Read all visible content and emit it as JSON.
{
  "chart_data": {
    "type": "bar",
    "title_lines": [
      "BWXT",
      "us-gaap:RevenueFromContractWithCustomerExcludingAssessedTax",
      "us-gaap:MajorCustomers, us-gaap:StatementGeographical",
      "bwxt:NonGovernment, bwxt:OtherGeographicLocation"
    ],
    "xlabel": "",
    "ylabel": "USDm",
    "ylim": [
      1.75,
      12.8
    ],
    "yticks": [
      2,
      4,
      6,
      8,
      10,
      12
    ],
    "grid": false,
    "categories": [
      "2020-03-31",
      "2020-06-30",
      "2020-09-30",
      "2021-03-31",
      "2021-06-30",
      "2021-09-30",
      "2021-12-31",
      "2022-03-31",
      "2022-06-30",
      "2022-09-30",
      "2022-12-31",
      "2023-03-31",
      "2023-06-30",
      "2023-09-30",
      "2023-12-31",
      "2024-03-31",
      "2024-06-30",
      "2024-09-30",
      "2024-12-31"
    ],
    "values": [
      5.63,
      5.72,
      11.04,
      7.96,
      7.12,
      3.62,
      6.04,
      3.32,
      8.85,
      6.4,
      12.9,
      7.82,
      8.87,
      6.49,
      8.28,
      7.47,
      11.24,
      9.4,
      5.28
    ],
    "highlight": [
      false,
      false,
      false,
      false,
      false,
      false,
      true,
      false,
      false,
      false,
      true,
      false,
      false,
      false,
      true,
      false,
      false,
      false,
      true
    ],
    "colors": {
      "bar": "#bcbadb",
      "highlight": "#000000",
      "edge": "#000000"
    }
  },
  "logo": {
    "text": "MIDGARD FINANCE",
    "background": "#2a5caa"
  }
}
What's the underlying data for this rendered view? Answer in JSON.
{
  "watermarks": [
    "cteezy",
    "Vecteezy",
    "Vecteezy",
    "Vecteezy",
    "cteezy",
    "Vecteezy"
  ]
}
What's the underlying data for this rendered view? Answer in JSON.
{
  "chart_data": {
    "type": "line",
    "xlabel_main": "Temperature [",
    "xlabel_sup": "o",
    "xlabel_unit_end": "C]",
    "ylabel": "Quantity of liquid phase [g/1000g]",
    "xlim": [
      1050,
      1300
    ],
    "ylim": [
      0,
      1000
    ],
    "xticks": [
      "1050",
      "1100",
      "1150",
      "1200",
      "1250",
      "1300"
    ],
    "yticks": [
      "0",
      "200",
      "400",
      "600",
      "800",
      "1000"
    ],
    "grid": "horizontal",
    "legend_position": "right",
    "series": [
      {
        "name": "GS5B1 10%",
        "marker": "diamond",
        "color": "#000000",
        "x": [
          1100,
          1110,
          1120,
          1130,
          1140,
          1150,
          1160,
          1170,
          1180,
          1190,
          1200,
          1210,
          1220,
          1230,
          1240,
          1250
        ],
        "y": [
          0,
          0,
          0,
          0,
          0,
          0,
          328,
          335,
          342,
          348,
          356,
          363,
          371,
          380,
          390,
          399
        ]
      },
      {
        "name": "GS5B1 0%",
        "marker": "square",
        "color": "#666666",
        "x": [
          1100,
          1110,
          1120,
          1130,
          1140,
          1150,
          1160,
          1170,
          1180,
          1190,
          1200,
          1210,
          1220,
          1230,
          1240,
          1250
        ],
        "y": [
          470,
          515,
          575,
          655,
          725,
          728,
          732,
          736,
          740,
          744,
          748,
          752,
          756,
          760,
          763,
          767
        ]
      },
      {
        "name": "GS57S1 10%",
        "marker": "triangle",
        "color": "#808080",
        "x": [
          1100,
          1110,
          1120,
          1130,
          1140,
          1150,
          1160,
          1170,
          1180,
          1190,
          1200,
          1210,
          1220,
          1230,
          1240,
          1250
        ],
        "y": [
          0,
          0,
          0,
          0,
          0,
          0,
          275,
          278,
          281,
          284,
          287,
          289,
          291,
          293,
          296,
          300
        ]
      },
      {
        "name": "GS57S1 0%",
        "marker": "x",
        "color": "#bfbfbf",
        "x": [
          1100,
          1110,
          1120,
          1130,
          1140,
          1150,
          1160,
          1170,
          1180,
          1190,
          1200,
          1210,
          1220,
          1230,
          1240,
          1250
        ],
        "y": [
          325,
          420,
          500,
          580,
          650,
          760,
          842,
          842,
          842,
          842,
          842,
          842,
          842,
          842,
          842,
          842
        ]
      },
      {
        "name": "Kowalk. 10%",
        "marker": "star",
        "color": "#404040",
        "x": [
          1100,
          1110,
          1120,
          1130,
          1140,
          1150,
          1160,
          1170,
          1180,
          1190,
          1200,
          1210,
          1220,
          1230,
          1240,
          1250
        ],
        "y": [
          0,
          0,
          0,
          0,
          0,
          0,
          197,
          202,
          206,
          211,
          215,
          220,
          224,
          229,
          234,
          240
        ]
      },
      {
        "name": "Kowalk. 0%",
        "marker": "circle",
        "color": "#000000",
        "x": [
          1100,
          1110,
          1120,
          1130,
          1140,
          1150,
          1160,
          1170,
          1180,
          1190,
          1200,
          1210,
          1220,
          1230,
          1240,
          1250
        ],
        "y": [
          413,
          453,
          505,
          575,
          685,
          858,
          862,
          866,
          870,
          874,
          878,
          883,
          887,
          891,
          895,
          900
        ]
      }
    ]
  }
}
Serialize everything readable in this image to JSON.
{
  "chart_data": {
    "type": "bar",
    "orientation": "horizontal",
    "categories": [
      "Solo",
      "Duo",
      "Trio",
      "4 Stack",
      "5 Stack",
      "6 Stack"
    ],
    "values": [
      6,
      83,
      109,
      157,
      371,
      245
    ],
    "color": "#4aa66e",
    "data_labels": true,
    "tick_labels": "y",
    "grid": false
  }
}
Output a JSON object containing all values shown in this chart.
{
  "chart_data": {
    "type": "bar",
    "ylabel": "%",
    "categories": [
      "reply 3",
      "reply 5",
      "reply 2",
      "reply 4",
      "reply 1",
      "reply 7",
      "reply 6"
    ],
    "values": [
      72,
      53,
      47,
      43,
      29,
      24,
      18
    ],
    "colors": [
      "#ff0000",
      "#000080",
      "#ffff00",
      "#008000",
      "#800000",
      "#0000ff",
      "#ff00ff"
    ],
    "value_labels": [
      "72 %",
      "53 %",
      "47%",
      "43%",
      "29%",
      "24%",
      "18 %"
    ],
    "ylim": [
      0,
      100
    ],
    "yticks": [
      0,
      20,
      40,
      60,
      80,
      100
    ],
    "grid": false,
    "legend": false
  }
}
● ● ● ● ● ● ●
» **Problem description**:
Reproduce the lines of the entries above exactly, but only from the line containing "Serialize everything readable" through the final line.

» **Finished exercise**:
Serialize everything readable in this image to JSON.
{
  "chart_data": {
    "type": "bar",
    "orientation": "horizontal",
    "categories": [
      "Solo",
      "Duo",
      "Trio",
      "4 Stack",
      "5 Stack",
      "6 Stack"
    ],
    "values": [
      6,
      83,
      109,
      157,
      371,
      245
    ],
    "color": "#4aa66e",
    "data_labels": true,
    "tick_labels": "y",
    "grid": false
  }
}
Output a JSON object containing all values shown in this chart.
{
  "chart_data": {
    "type": "bar",
    "ylabel": "%",
    "categories": [
      "reply 3",
      "reply 5",
      "reply 2",
      "reply 4",
      "reply 1",
      "reply 7",
      "reply 6"
    ],
    "values": [
      72,
      53,
      47,
      43,
      29,
      24,
      18
    ],
    "colors": [
      "#ff0000",
      "#000080",
      "#ffff00",
      "#008000",
      "#800000",
      "#0000ff",
      "#ff00ff"
    ],
    "value_labels": [
      "72 %",
      "53 %",
      "47%",
      "43%",
      "29%",
      "24%",
      "18 %"
    ],
    "ylim": [
      0,
      100
    ],
    "yticks": [
      0,
      20,
      40,
      60,
      80,
      100
    ],
    "grid": false,
    "legend": false
  }
}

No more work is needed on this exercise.